● **RECORDS FOR THIS EXERCISE**
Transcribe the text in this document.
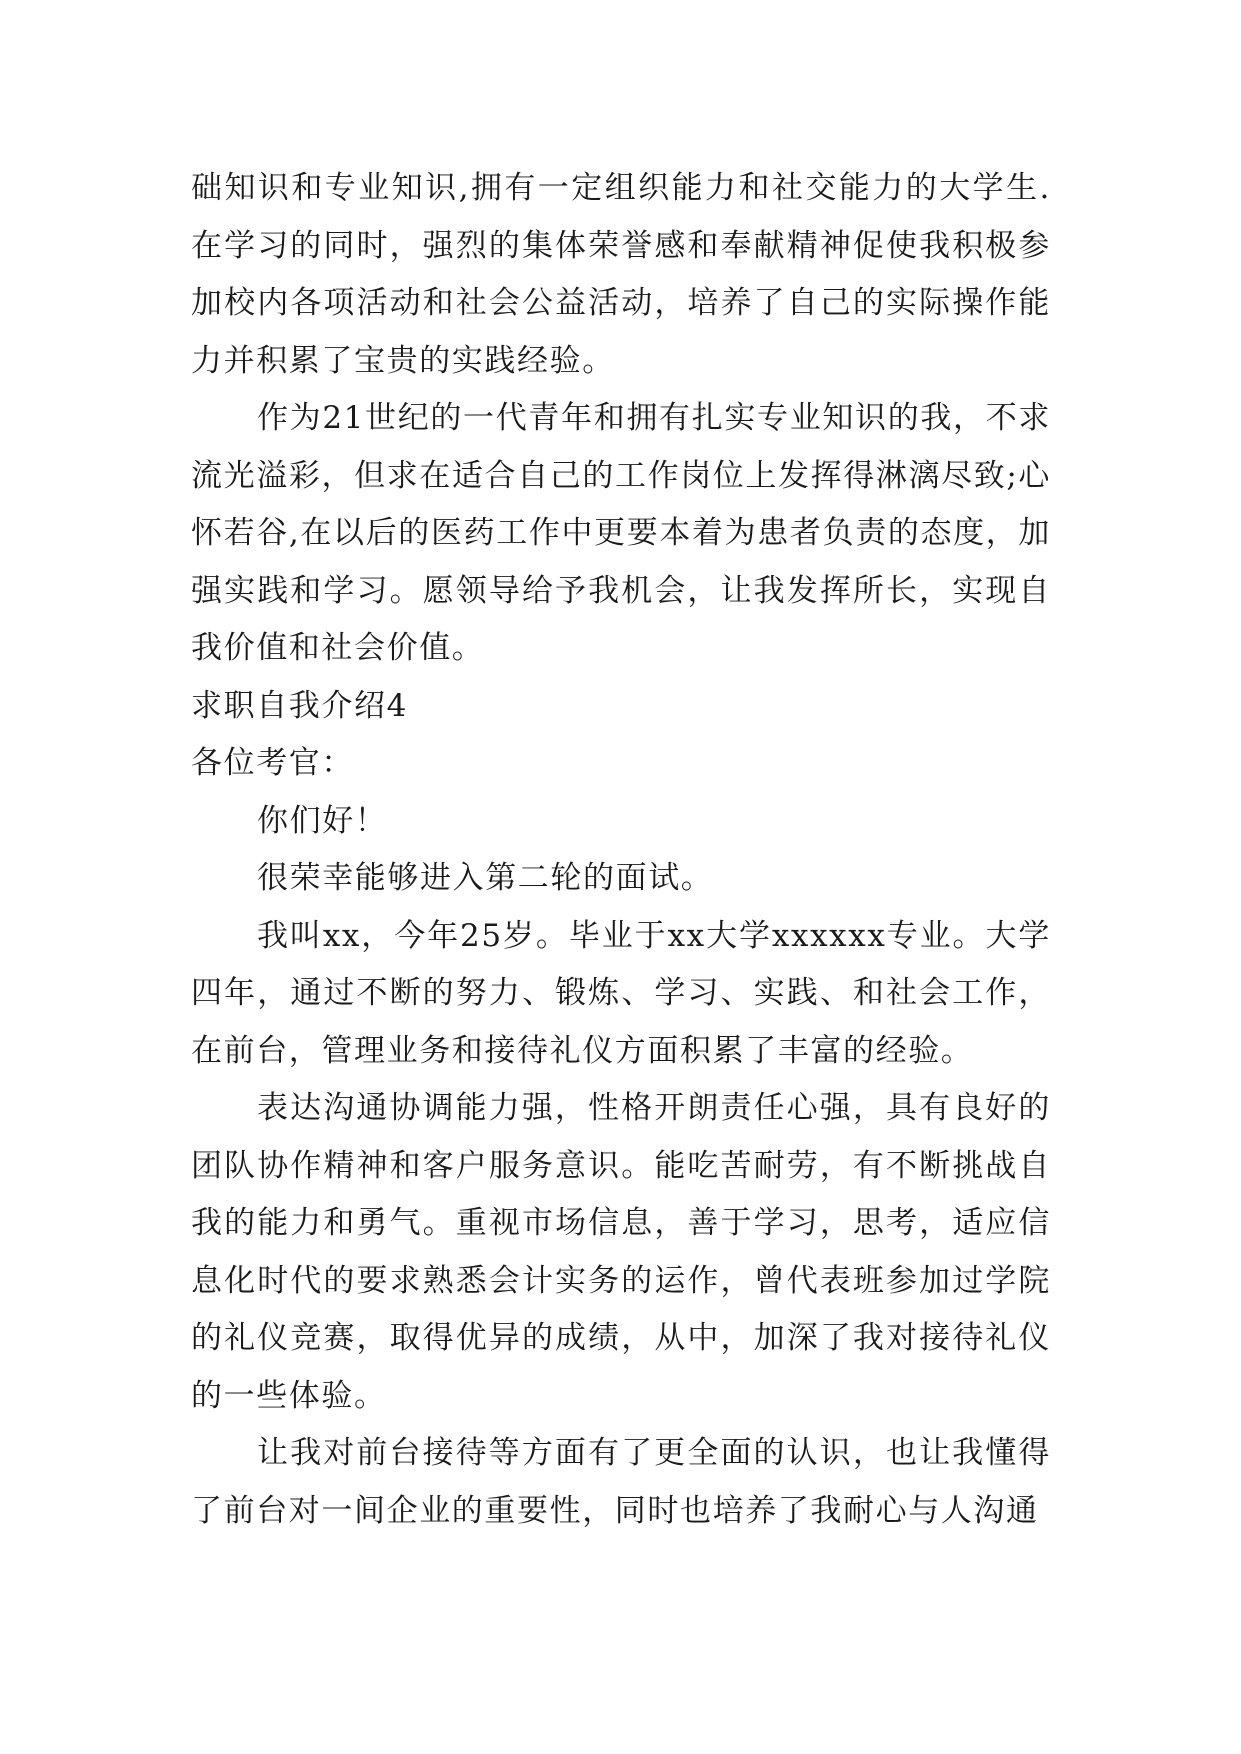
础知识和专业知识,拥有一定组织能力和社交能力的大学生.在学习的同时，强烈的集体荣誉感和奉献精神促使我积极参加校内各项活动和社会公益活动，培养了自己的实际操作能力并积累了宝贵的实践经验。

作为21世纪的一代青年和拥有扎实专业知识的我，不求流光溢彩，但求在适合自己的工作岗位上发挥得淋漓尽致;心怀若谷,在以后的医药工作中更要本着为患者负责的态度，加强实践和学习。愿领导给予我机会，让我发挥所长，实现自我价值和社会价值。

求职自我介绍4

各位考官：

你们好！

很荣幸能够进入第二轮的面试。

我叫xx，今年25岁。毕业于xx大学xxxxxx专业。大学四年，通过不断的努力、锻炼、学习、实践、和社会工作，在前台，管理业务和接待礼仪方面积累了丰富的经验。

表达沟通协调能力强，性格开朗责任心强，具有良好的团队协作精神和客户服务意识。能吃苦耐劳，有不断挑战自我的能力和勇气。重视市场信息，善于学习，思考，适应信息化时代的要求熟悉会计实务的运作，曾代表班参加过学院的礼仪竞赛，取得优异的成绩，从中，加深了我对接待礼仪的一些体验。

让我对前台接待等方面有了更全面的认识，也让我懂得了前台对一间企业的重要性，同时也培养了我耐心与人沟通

---

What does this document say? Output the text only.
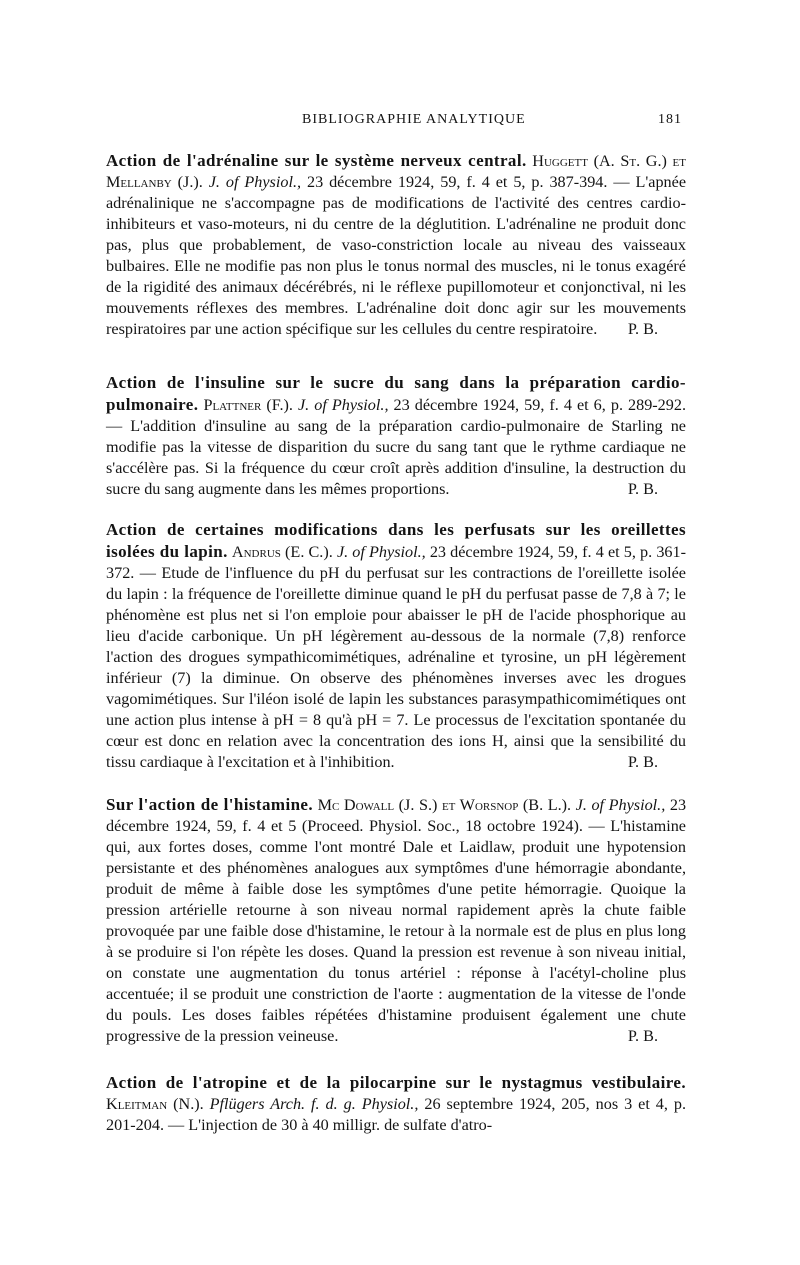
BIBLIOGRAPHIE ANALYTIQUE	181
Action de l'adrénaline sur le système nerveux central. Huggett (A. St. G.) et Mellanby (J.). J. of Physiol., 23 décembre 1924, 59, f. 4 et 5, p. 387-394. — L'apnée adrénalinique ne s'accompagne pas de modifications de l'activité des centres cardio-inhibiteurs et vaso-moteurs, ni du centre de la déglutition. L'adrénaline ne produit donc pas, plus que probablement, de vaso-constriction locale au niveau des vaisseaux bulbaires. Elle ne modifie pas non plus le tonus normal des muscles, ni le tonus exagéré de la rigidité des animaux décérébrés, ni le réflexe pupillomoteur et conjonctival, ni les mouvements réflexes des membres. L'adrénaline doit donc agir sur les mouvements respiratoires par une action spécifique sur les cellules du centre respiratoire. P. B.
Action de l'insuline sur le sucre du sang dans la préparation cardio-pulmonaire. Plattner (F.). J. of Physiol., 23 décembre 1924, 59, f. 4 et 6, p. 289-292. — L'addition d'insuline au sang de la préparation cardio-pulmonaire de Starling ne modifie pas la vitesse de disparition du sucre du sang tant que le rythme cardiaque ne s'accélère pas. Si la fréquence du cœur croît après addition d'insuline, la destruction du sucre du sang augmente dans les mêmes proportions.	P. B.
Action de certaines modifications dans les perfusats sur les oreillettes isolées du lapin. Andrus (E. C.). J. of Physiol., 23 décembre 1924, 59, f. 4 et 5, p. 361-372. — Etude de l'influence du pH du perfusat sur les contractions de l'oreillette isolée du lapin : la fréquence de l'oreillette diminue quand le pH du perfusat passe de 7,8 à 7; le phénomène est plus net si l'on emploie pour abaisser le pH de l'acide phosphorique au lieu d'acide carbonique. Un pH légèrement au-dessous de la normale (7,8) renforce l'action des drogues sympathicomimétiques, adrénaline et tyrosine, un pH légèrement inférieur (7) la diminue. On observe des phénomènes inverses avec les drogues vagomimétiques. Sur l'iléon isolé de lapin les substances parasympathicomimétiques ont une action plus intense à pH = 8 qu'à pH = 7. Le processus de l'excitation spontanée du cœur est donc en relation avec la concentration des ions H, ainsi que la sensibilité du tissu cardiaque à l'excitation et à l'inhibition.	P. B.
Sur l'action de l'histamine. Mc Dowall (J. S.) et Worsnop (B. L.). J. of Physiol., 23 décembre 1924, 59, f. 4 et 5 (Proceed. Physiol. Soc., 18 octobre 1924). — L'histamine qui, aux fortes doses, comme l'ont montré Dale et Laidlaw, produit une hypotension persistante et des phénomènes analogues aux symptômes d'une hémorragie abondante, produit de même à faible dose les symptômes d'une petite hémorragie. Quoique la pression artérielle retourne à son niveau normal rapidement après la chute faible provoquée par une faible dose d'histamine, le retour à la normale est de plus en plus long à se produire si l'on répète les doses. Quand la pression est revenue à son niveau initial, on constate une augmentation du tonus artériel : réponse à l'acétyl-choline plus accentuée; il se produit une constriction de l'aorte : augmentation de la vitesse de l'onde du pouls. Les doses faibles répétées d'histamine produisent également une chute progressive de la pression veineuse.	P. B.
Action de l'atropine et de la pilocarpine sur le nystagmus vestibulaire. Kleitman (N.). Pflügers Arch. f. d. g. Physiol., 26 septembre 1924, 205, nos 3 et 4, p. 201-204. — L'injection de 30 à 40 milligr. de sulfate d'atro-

● **EXERCISE DIRECTIONS**
Copy out every line from the material above in which the word "document" appears.

● **EXERCISE SOLUTION**
Transcribe the text in this document.
What does this document say? Output the text only.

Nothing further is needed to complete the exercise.